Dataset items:
::::::::

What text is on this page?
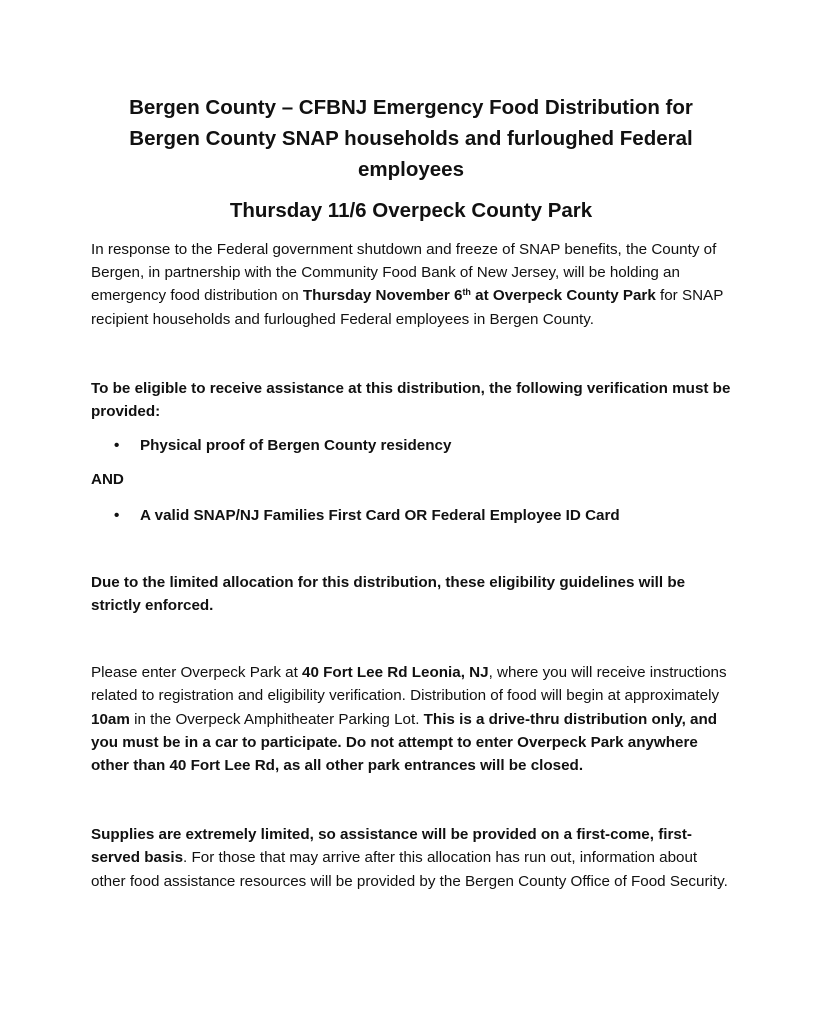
Bergen County – CFBNJ Emergency Food Distribution for Bergen County SNAP households and furloughed Federal employees
Thursday 11/6 Overpeck County Park

In response to the Federal government shutdown and freeze of SNAP benefits, the County of Bergen, in partnership with the Community Food Bank of New Jersey, will be holding an emergency food distribution on Thursday November 6th at Overpeck County Park for SNAP recipient households and furloughed Federal employees in Bergen County.

To be eligible to receive assistance at this distribution, the following verification must be provided:

• Physical proof of Bergen County residency

AND

• A valid SNAP/NJ Families First Card OR Federal Employee ID Card

Due to the limited allocation for this distribution, these eligibility guidelines will be strictly enforced.

Please enter Overpeck Park at 40 Fort Lee Rd Leonia, NJ, where you will receive instructions related to registration and eligibility verification. Distribution of food will begin at approximately 10am in the Overpeck Amphitheater Parking Lot. This is a drive-thru distribution only, and you must be in a car to participate. Do not attempt to enter Overpeck Park anywhere other than 40 Fort Lee Rd, as all other park entrances will be closed.

Supplies are extremely limited, so assistance will be provided on a first-come, first-served basis. For those that may arrive after this allocation has run out, information about other food assistance resources will be provided by the Bergen County Office of Food Security.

::::::::

REQUIREMENTS:
Print all of the entries word for word. Omit the pictures they contain.

FINAL RESULT:
What text is on this page?
Bergen County – CFBNJ Emergency Food Distribution for Bergen County SNAP households and furloughed Federal employees
Thursday 11/6 Overpeck County Park

In response to the Federal government shutdown and freeze of SNAP benefits, the County of Bergen, in partnership with the Community Food Bank of New Jersey, will be holding an emergency food distribution on Thursday November 6th at Overpeck County Park for SNAP recipient households and furloughed Federal employees in Bergen County.

To be eligible to receive assistance at this distribution, the following verification must be provided:

• Physical proof of Bergen County residency

AND

• A valid SNAP/NJ Families First Card OR Federal Employee ID Card

Due to the limited allocation for this distribution, these eligibility guidelines will be strictly enforced.

Please enter Overpeck Park at 40 Fort Lee Rd Leonia, NJ, where you will receive instructions related to registration and eligibility verification. Distribution of food will begin at approximately 10am in the Overpeck Amphitheater Parking Lot. This is a drive-thru distribution only, and you must be in a car to participate. Do not attempt to enter Overpeck Park anywhere other than 40 Fort Lee Rd, as all other park entrances will be closed.

Supplies are extremely limited, so assistance will be provided on a first-come, first-served basis. For those that may arrive after this allocation has run out, information about other food assistance resources will be provided by the Bergen County Office of Food Security.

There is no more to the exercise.